* [Tarefas]
**a)** Liste as etapas sugeridas por Moraes (1999) que o trecho sobre análise de conteúdo diz terem sido seguidas.
**b)** Reescreva a parte do trecho sobre análise de conteúdo que começa em "A seguir, apresenta-se" e segue até "pela OIT, 2008.", trocando "OIT" por "Organização Internacional do Trabalho".
**c)** No trecho sobre análise de conteúdo, que procedimento foi usado para interpretar os dados?

* [Documento]
Por se tratar de uma pesquisa qualitativa, a interpretação dos dados foi realizada utilizando-se o procedimento de análise de conteúdo (BARDIN, 2009).
A análise foi desenvolvida por um processo de sistematização progressivo e analógico, com abordagem indutivo-construtiva (MORAES, 1999) levando à categorização dos dados. Seguindo Vergara (2005), as categorias foram rearranjadas durante o andamento do estudo.
As etapas de análise de conteúdo, conforme Dellagnelo e Silva (2005), são organizadas em: (i) pré-análise; (ii) exploração e análise do material; (iii) interpretação.
Para este foram seguidas as etapas sugeridas por Moraes (1999):
Ø Preparação das informações (seleção e codificação);
Ø Unitarização ou transformação do conteúdo em unidades de análise;
Ø Categorização ou classificação das unidades em categorias;
Ø Descrição.
A seguir, apresenta-se os resultados da pesquisa e análises.
4 RESULTADOS E DISCUSSÕES
Os resultados a seguir apresentados estão organizados conforme as áreas temáticas dos indicadores de trabalho decente propostos pela OIT, 2008.

* [Dados de posição dos elementos]
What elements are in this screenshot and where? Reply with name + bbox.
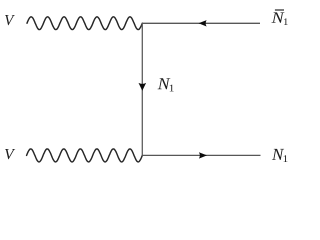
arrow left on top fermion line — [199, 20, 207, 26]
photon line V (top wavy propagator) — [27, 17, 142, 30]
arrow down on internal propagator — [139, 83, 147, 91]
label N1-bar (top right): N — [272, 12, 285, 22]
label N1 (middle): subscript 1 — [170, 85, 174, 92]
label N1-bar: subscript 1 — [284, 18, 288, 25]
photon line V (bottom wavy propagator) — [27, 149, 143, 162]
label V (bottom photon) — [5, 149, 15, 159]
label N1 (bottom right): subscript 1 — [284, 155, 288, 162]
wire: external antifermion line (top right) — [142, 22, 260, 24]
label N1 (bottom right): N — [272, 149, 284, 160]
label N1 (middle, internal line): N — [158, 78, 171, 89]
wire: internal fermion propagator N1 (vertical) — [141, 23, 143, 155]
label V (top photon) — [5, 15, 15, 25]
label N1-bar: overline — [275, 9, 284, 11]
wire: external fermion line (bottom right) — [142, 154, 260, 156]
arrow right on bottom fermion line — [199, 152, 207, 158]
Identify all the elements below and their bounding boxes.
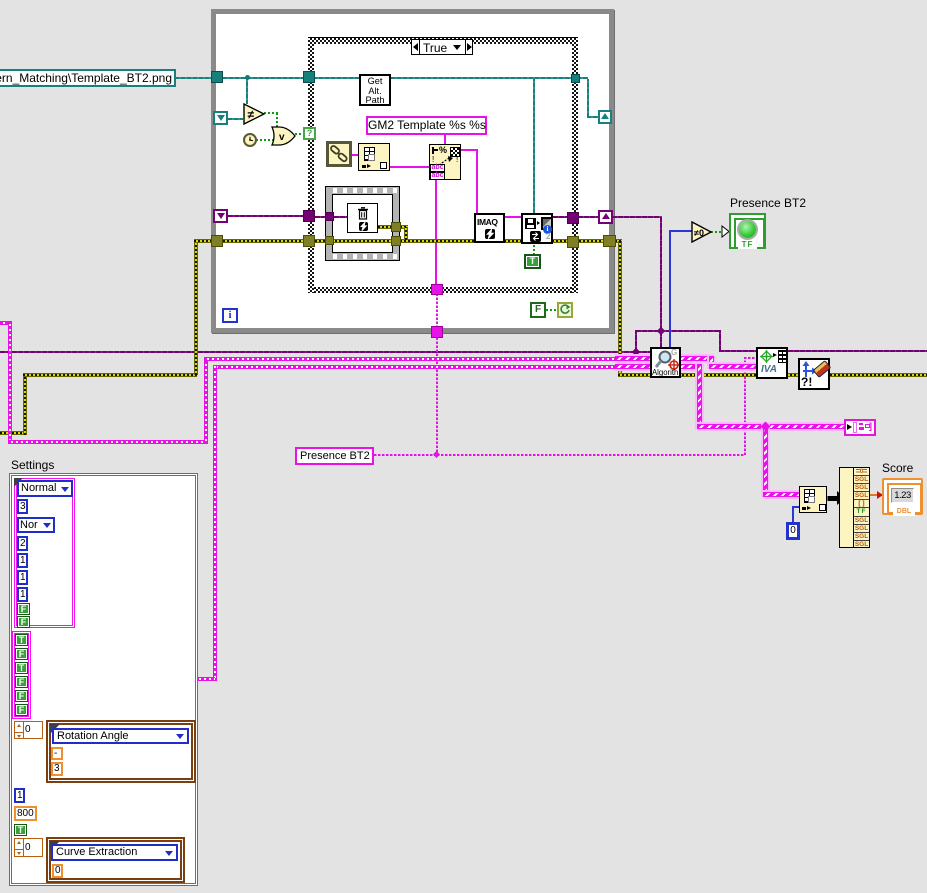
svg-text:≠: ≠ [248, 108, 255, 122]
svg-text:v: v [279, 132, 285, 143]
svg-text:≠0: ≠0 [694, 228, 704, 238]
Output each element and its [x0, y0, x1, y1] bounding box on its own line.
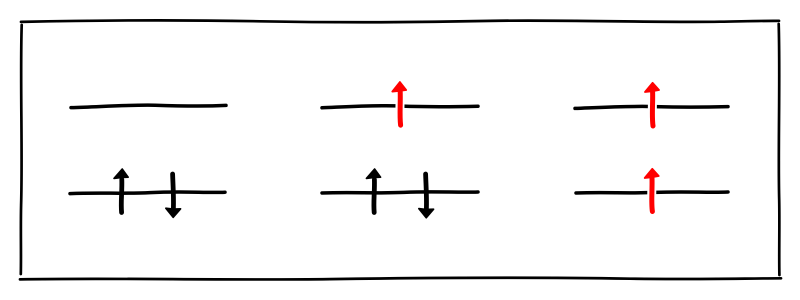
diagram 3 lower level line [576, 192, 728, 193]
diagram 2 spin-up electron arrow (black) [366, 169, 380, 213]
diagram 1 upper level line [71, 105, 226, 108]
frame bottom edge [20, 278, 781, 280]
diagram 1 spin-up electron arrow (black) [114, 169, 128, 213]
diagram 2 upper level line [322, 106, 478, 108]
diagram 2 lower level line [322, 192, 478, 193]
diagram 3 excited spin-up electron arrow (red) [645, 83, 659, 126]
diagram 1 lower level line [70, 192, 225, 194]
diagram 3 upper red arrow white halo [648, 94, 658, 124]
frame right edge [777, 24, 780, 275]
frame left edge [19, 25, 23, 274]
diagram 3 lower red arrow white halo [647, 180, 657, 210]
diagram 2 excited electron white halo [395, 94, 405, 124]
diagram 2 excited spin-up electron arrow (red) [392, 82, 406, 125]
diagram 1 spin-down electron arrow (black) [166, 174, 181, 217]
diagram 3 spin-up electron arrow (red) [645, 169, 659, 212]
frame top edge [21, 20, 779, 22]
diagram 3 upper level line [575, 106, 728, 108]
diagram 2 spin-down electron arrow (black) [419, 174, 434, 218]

* [Respostas]
**a)**
- Preparação das informações (seleção e codificação)
- Unitarização ou transformação do conteúdo em unidades de análise
- Categorização ou classificação das unidades em categorias
- Descrição

**b)**
A seguir, apresenta-se os resultados da pesquisa e análises.
4 RESULTADOS E DISCUSSÕES
Os resultados a seguir apresentados estão organizados conforme as áreas temáticas dos indicadores de trabalho decente propostos pela Organização Internacional do Trabalho, 2008.

**c)** O procedimento de análise de conteúdo (BARDIN, 2009).